Given exercise: Transcribe all of the records word for word, but omit the pictures.

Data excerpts
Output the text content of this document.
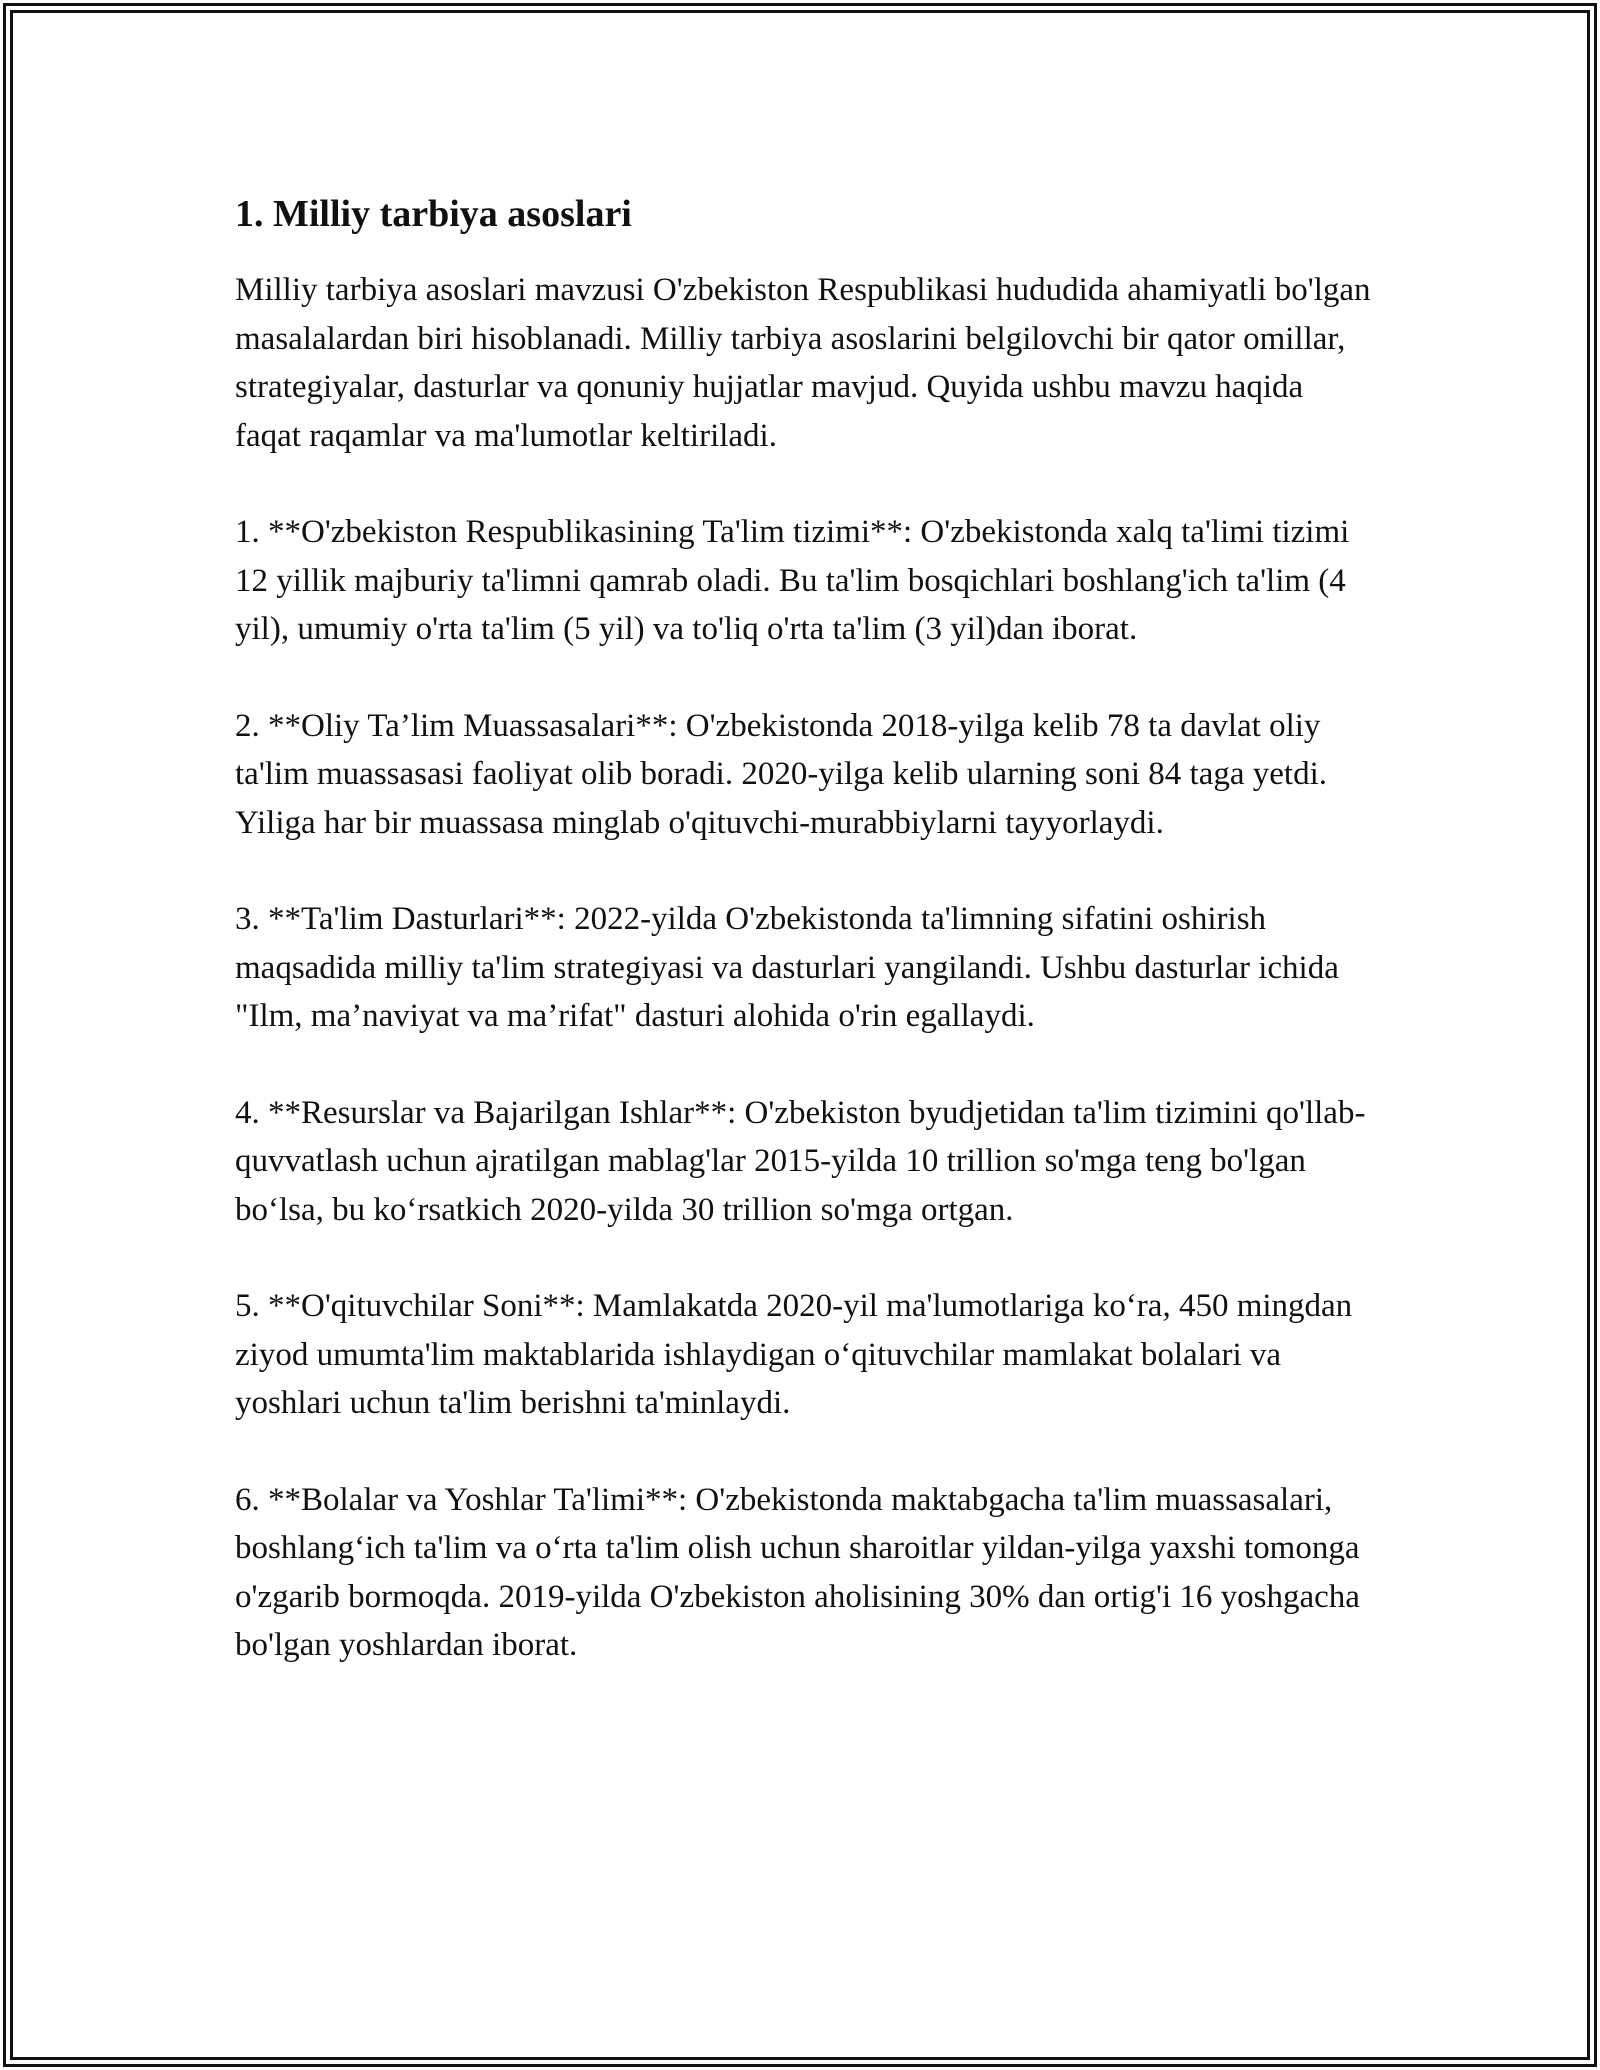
1. Milliy tarbiya asoslari

Milliy tarbiya asoslari mavzusi O'zbekiston Respublikasi hududida ahamiyatli bo'lgan masalalardan biri hisoblanadi. Milliy tarbiya asoslarini belgilovchi bir qator omillar, strategiyalar, dasturlar va qonuniy hujjatlar mavjud. Quyida ushbu mavzu haqida faqat raqamlar va ma'lumotlar keltiriladi.

1. **O'zbekiston Respublikasining Ta'lim tizimi**: O'zbekistonda xalq ta'limi tizimi 12 yillik majburiy ta'limni qamrab oladi. Bu ta'lim bosqichlari boshlang'ich ta'lim (4 yil), umumiy o'rta ta'lim (5 yil) va to'liq o'rta ta'lim (3 yil)dan iborat.

2. **Oliy Ta’lim Muassasalari**: O'zbekistonda 2018-yilga kelib 78 ta davlat oliy ta'lim muassasasi faoliyat olib boradi. 2020-yilga kelib ularning soni 84 taga yetdi. Yiliga har bir muassasa minglab o'qituvchi-murabbiylarni tayyorlaydi.

3. **Ta'lim Dasturlari**: 2022-yilda O'zbekistonda ta'limning sifatini oshirish maqsadida milliy ta'lim strategiyasi va dasturlari yangilandi. Ushbu dasturlar ichida "Ilm, ma’naviyat va ma’rifat" dasturi alohida o'rin egallaydi.

4. **Resurslar va Bajarilgan Ishlar**: O'zbekiston byudjetidan ta'lim tizimini qo'llab-quvvatlash uchun ajratilgan mablag'lar 2015-yilda 10 trillion so'mga teng bo'lgan bo‘lsa, bu ko‘rsatkich 2020-yilda 30 trillion so'mga ortgan.

5. **O'qituvchilar Soni**: Mamlakatda 2020-yil ma'lumotlariga ko‘ra, 450 mingdan ziyod umumta'lim maktablarida ishlaydigan o‘qituvchilar mamlakat bolalari va yoshlari uchun ta'lim berishni ta'minlaydi.

6. **Bolalar va Yoshlar Ta'limi**: O'zbekistonda maktabgacha ta'lim muassasalari, boshlang‘ich ta'lim va o‘rta ta'lim olish uchun sharoitlar yildan-yilga yaxshi tomonga o'zgarib bormoqda. 2019-yilda O'zbekiston aholisining 30% dan ortig'i 16 yoshgacha bo'lgan yoshlardan iborat.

Solution to this exercise:
Output the text content of this document.
1. Milliy tarbiya asoslari

Milliy tarbiya asoslari mavzusi O'zbekiston Respublikasi hududida ahamiyatli bo'lgan masalalardan biri hisoblanadi. Milliy tarbiya asoslarini belgilovchi bir qator omillar, strategiyalar, dasturlar va qonuniy hujjatlar mavjud. Quyida ushbu mavzu haqida faqat raqamlar va ma'lumotlar keltiriladi.

1. **O'zbekiston Respublikasining Ta'lim tizimi**: O'zbekistonda xalq ta'limi tizimi 12 yillik majburiy ta'limni qamrab oladi. Bu ta'lim bosqichlari boshlang'ich ta'lim (4 yil), umumiy o'rta ta'lim (5 yil) va to'liq o'rta ta'lim (3 yil)dan iborat.

2. **Oliy Ta’lim Muassasalari**: O'zbekistonda 2018-yilga kelib 78 ta davlat oliy ta'lim muassasasi faoliyat olib boradi. 2020-yilga kelib ularning soni 84 taga yetdi. Yiliga har bir muassasa minglab o'qituvchi-murabbiylarni tayyorlaydi.

3. **Ta'lim Dasturlari**: 2022-yilda O'zbekistonda ta'limning sifatini oshirish maqsadida milliy ta'lim strategiyasi va dasturlari yangilandi. Ushbu dasturlar ichida "Ilm, ma’naviyat va ma’rifat" dasturi alohida o'rin egallaydi.

4. **Resurslar va Bajarilgan Ishlar**: O'zbekiston byudjetidan ta'lim tizimini qo'llab-quvvatlash uchun ajratilgan mablag'lar 2015-yilda 10 trillion so'mga teng bo'lgan bo‘lsa, bu ko‘rsatkich 2020-yilda 30 trillion so'mga ortgan.

5. **O'qituvchilar Soni**: Mamlakatda 2020-yil ma'lumotlariga ko‘ra, 450 mingdan ziyod umumta'lim maktablarida ishlaydigan o‘qituvchilar mamlakat bolalari va yoshlari uchun ta'lim berishni ta'minlaydi.

6. **Bolalar va Yoshlar Ta'limi**: O'zbekistonda maktabgacha ta'lim muassasalari, boshlang‘ich ta'lim va o‘rta ta'lim olish uchun sharoitlar yildan-yilga yaxshi tomonga o'zgarib bormoqda. 2019-yilda O'zbekiston aholisining 30% dan ortig'i 16 yoshgacha bo'lgan yoshlardan iborat.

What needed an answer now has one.